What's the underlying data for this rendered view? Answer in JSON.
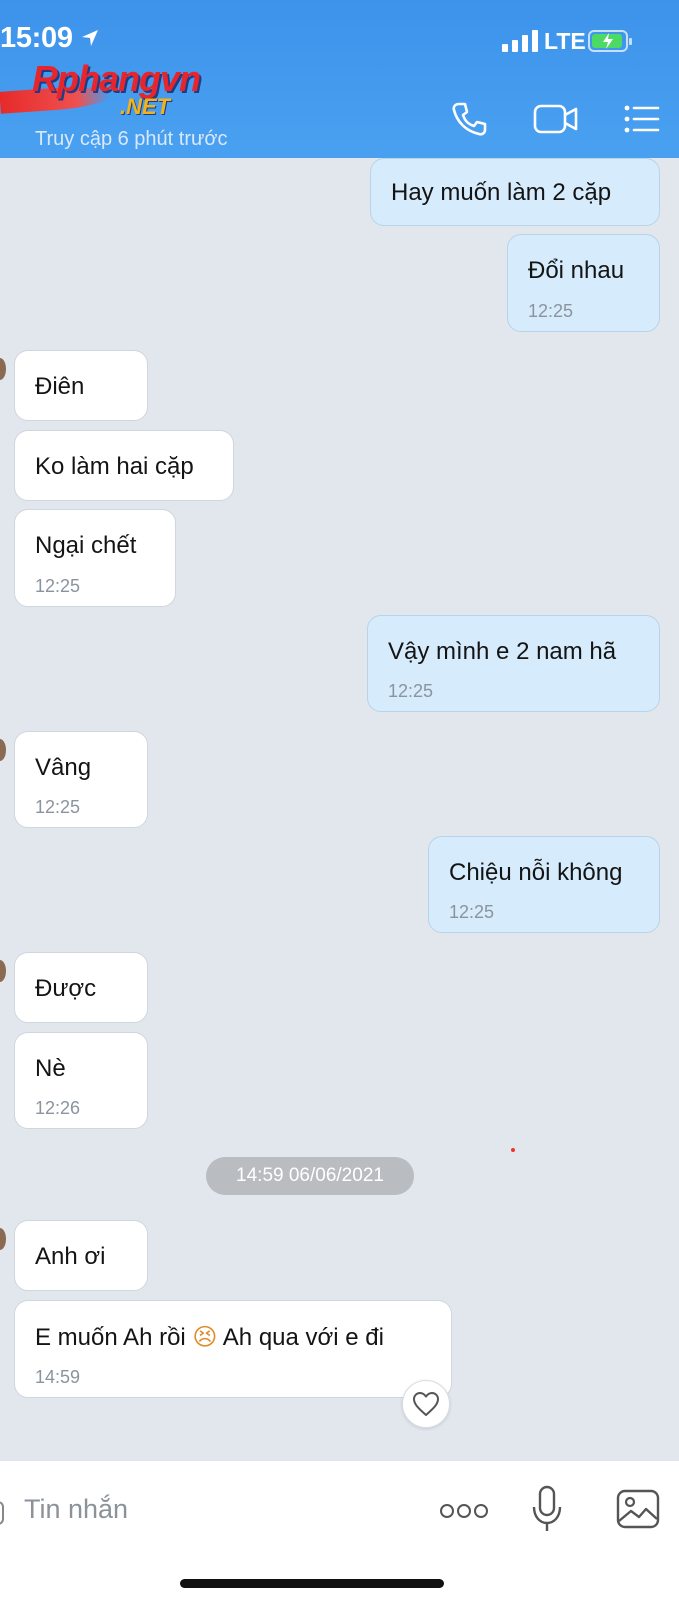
{
  "status_bar": {
    "time": "15:09",
    "network": "LTE"
  },
  "header": {
    "logo_main": "Rphangvn",
    "logo_suffix": ".NET",
    "last_seen": "Truy cập 6 phút trước",
    "icons": [
      "phone-icon",
      "video-call-icon",
      "menu-list-icon"
    ]
  },
  "messages": [
    {
      "from": "me",
      "text": "Hay muốn làm 2 cặp",
      "time": ""
    },
    {
      "from": "me",
      "text": "Đổi nhau",
      "time": "12:25"
    },
    {
      "from": "them",
      "text": "Điên",
      "time": ""
    },
    {
      "from": "them",
      "text": "Ko làm hai cặp",
      "time": ""
    },
    {
      "from": "them",
      "text": "Ngại chết",
      "time": "12:25"
    },
    {
      "from": "me",
      "text": "Vậy mình e 2 nam hã",
      "time": "12:25"
    },
    {
      "from": "them",
      "text": "Vâng",
      "time": "12:25"
    },
    {
      "from": "me",
      "text": "Chiệu nỗi không",
      "time": "12:25"
    },
    {
      "from": "them",
      "text": "Được",
      "time": ""
    },
    {
      "from": "them",
      "text": "Nè",
      "time": "12:26"
    },
    {
      "from": "them",
      "text": "Anh ơi",
      "time": ""
    },
    {
      "from": "them",
      "text": "E muốn Ah rồi",
      "text_after": "Ah qua với e đi",
      "emoji": "😣",
      "time": "14:59"
    }
  ],
  "date_separator": "14:59 06/06/2021",
  "composer": {
    "placeholder": "Tin nhắn",
    "icons": [
      "more-options-icon",
      "microphone-icon",
      "image-icon"
    ]
  }
}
◇ ◇ ◇ ◇ ◇ ◇ ◇
● Given problem
Each record should be quoted exactly, with the images omitted.

● Exercise answer
What's the underlying data for this rendered view? Answer in JSON.
{
  "status_bar": {
    "time": "15:09",
    "network": "LTE"
  },
  "header": {
    "logo_main": "Rphangvn",
    "logo_suffix": ".NET",
    "last_seen": "Truy cập 6 phút trước",
    "icons": [
      "phone-icon",
      "video-call-icon",
      "menu-list-icon"
    ]
  },
  "messages": [
    {
      "from": "me",
      "text": "Hay muốn làm 2 cặp",
      "time": ""
    },
    {
      "from": "me",
      "text": "Đổi nhau",
      "time": "12:25"
    },
    {
      "from": "them",
      "text": "Điên",
      "time": ""
    },
    {
      "from": "them",
      "text": "Ko làm hai cặp",
      "time": ""
    },
    {
      "from": "them",
      "text": "Ngại chết",
      "time": "12:25"
    },
    {
      "from": "me",
      "text": "Vậy mình e 2 nam hã",
      "time": "12:25"
    },
    {
      "from": "them",
      "text": "Vâng",
      "time": "12:25"
    },
    {
      "from": "me",
      "text": "Chiệu nỗi không",
      "time": "12:25"
    },
    {
      "from": "them",
      "text": "Được",
      "time": ""
    },
    {
      "from": "them",
      "text": "Nè",
      "time": "12:26"
    },
    {
      "from": "them",
      "text": "Anh ơi",
      "time": ""
    },
    {
      "from": "them",
      "text": "E muốn Ah rồi",
      "text_after": "Ah qua với e đi",
      "emoji": "😣",
      "time": "14:59"
    }
  ],
  "date_separator": "14:59 06/06/2021",
  "composer": {
    "placeholder": "Tin nhắn",
    "icons": [
      "more-options-icon",
      "microphone-icon",
      "image-icon"
    ]
  }
}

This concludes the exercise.